> GIVEN REQUEST: Render every line of the records below as one string in a JSON list, skipping blank lines and leaving the pictures out.

> RECORDS TO PROCESS:
********

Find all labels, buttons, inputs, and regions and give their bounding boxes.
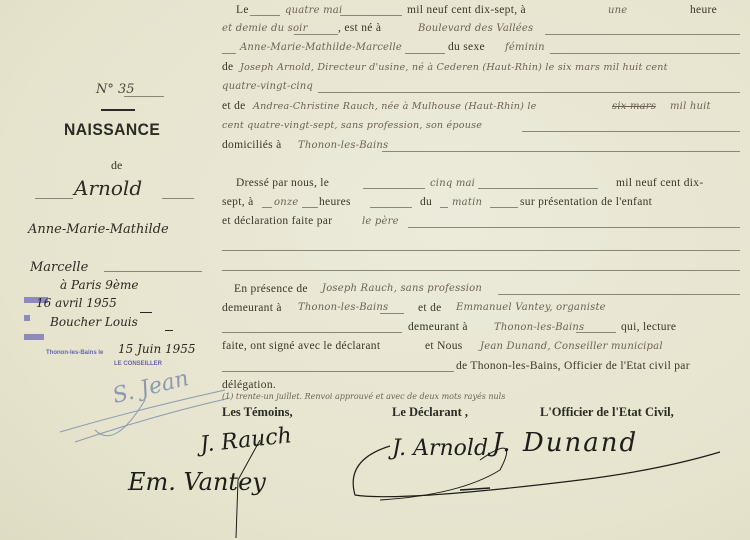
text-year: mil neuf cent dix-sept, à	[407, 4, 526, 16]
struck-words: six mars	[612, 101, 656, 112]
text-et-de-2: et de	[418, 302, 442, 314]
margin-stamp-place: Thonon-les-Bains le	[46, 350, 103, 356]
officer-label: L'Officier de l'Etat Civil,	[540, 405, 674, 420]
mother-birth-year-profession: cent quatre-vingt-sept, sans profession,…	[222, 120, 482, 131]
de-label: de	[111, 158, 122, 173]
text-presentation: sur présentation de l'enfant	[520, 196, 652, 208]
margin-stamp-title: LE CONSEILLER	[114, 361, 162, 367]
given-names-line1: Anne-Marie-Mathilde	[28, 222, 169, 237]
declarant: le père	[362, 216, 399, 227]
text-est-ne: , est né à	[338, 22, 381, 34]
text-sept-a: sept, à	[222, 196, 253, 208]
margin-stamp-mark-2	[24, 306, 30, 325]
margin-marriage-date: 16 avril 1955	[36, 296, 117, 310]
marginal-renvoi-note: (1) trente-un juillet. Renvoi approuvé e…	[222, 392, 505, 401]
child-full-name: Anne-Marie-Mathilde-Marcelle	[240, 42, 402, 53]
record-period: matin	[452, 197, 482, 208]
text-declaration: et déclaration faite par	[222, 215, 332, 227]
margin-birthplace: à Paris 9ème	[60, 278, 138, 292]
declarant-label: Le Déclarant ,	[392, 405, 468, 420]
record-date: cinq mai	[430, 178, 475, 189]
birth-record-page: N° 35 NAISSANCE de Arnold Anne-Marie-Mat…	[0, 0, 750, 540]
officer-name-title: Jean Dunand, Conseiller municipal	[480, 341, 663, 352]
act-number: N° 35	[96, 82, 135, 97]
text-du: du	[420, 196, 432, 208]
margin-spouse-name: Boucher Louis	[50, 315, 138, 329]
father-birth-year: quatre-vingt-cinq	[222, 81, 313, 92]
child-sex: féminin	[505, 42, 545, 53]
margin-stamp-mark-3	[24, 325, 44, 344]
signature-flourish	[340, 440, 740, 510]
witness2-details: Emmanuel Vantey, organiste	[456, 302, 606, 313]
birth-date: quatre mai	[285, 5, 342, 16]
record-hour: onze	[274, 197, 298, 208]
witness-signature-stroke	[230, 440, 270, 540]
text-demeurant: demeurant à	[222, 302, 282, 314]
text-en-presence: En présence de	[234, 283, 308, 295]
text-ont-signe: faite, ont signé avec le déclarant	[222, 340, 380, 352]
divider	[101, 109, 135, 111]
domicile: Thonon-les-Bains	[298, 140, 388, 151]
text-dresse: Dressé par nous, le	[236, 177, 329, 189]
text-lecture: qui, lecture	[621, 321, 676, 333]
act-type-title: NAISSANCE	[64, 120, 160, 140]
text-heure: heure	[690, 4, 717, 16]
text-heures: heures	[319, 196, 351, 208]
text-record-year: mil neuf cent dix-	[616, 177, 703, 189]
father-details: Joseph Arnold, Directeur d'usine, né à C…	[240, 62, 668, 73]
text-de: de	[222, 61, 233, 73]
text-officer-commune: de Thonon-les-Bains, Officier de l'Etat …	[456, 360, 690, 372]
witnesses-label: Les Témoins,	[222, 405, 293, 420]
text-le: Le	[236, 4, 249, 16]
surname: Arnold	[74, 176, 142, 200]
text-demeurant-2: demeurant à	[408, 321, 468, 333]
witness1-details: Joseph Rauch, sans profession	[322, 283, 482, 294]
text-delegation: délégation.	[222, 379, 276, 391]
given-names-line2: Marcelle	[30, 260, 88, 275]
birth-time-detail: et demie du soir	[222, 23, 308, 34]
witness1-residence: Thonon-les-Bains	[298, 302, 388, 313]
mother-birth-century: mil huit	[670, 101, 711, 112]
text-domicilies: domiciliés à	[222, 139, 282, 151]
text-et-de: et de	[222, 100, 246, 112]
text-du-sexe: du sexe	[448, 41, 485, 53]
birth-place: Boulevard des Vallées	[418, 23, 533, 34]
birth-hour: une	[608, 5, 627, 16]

********

> RESULT OF THIS EXERCISE:
[
  "Find all labels, buttons, inputs, and regions and give their bounding boxes.",
  "text-year: mil neuf cent dix-sept, à\t[407, 4, 526, 16]",
  "struck-words: six mars\t[612, 101, 656, 112]",
  "text-et-de-2: et de\t[418, 302, 442, 314]",
  "margin-stamp-place: Thonon-les-Bains le\t[46, 350, 103, 356]",
  "officer-label: L'Officier de l'Etat Civil,\t[540, 405, 674, 420]",
  "mother-birth-year-profession: cent quatre-vingt-sept, sans profession,…\t[222, 120, 482, 131]",
  "de-label: de\t[111, 158, 122, 173]",
  "text-presentation: sur présentation de l'enfant\t[520, 196, 652, 208]",
  "margin-stamp-title: LE CONSEILLER\t[114, 361, 162, 367]",
  "given-names-line1: Anne-Marie-Mathilde\t[28, 222, 169, 237]",
  "declarant: le père\t[362, 216, 399, 227]",
  "text-est-ne: , est né à\t[338, 22, 381, 34]",
  "text-sept-a: sept, à\t[222, 196, 253, 208]",
  "margin-stamp-mark-2\t[24, 306, 30, 325]",
  "margin-marriage-date: 16 avril 1955\t[36, 296, 117, 310]",
  "marginal-renvoi-note: (1) trente-un juillet. Renvoi approuvé e…\t[222, 392, 505, 401]",
  "child-full-name: Anne-Marie-Mathilde-Marcelle\t[240, 42, 402, 53]",
  "record-period: matin\t[452, 197, 482, 208]",
  "text-declaration: et déclaration faite par\t[222, 215, 332, 227]",
  "margin-birthplace: à Paris 9ème\t[60, 278, 138, 292]",
  "declarant-label: Le Déclarant ,\t[392, 405, 468, 420]",
  "record-date: cinq mai\t[430, 178, 475, 189]",
  "birth-record-page: N° 35 NAISSANCE de Arnold Anne-Marie-Mat…\t[0, 0, 750, 540]",
  "officer-name-title: Jean Dunand, Conseiller municipal\t[480, 341, 663, 352]",
  "act-number: N° 35\t[96, 82, 135, 97]",
  "text-du: du\t[420, 196, 432, 208]",
  "margin-spouse-name: Boucher Louis\t[50, 315, 138, 329]",
  "father-birth-year: quatre-vingt-cinq\t[222, 81, 313, 92]",
  "child-sex: féminin\t[505, 42, 545, 53]",
  "margin-stamp-mark-3\t[24, 325, 44, 344]",
  "signature-flourish\t[340, 440, 740, 510]",
  "witness2-details: Emmanuel Vantey, organiste\t[456, 302, 606, 313]",
  "birth-date: quatre mai\t[285, 5, 342, 16]",
  "record-hour: onze\t[274, 197, 298, 208]",
  "witness-signature-stroke\t[230, 440, 270, 540]",
  "text-demeurant: demeurant à\t[222, 302, 282, 314]",
  "text-en-presence: En présence de\t[234, 283, 308, 295]",
  "text-ont-signe: faite, ont signé avec le déclarant\t[222, 340, 380, 352]",
  "divider\t[101, 109, 135, 111]",
  "domicile: Thonon-les-Bains\t[298, 140, 388, 151]",
  "text-dresse: Dressé par nous, le\t[236, 177, 329, 189]",
  "text-lecture: qui, lecture\t[621, 321, 676, 333]",
  "act-type-title: NAISSANCE\t[64, 120, 160, 140]",
  "text-heure: heure\t[690, 4, 717, 16]",
  "text-heures: heures\t[319, 196, 351, 208]",
  "text-record-year: mil neuf cent dix-\t[616, 177, 703, 189]",
  "father-details: Joseph Arnold, Directeur d'usine, né à C…\t[240, 62, 668, 73]",
  "text-de: de\t[222, 61, 233, 73]",
  "text-officer-commune: de Thonon-les-Bains, Officier de l'Etat …\t[456, 360, 690, 372]",
  "witnesses-label: Les Témoins,\t[222, 405, 293, 420]",
  "text-le: Le\t[236, 4, 249, 16]",
  "surname: Arnold\t[74, 176, 142, 200]",
  "text-demeurant-2: demeurant à\t[408, 321, 468, 333]",
  "witness1-details: Joseph Rauch, sans profession\t[322, 283, 482, 294]",
  "text-delegation: délégation.\t[222, 379, 276, 391]",
  "given-names-line2: Marcelle\t[30, 260, 88, 275]",
  "birth-time-detail: et demie du soir\t[222, 23, 308, 34]",
  "witness1-residence: Thonon-les-Bains\t[298, 302, 388, 313]",
  "mother-birth-century: mil huit\t[670, 101, 711, 112]",
  "text-domicilies: domiciliés à\t[222, 139, 282, 151]",
  "text-et-de: et de\t[222, 100, 246, 112]",
  "text-du-sexe: du sexe\t[448, 41, 485, 53]",
  "birth-place: Boulevard des Vallées\t[418, 23, 533, 34]",
  "birth-hour: une\t[608, 5, 627, 16]"
]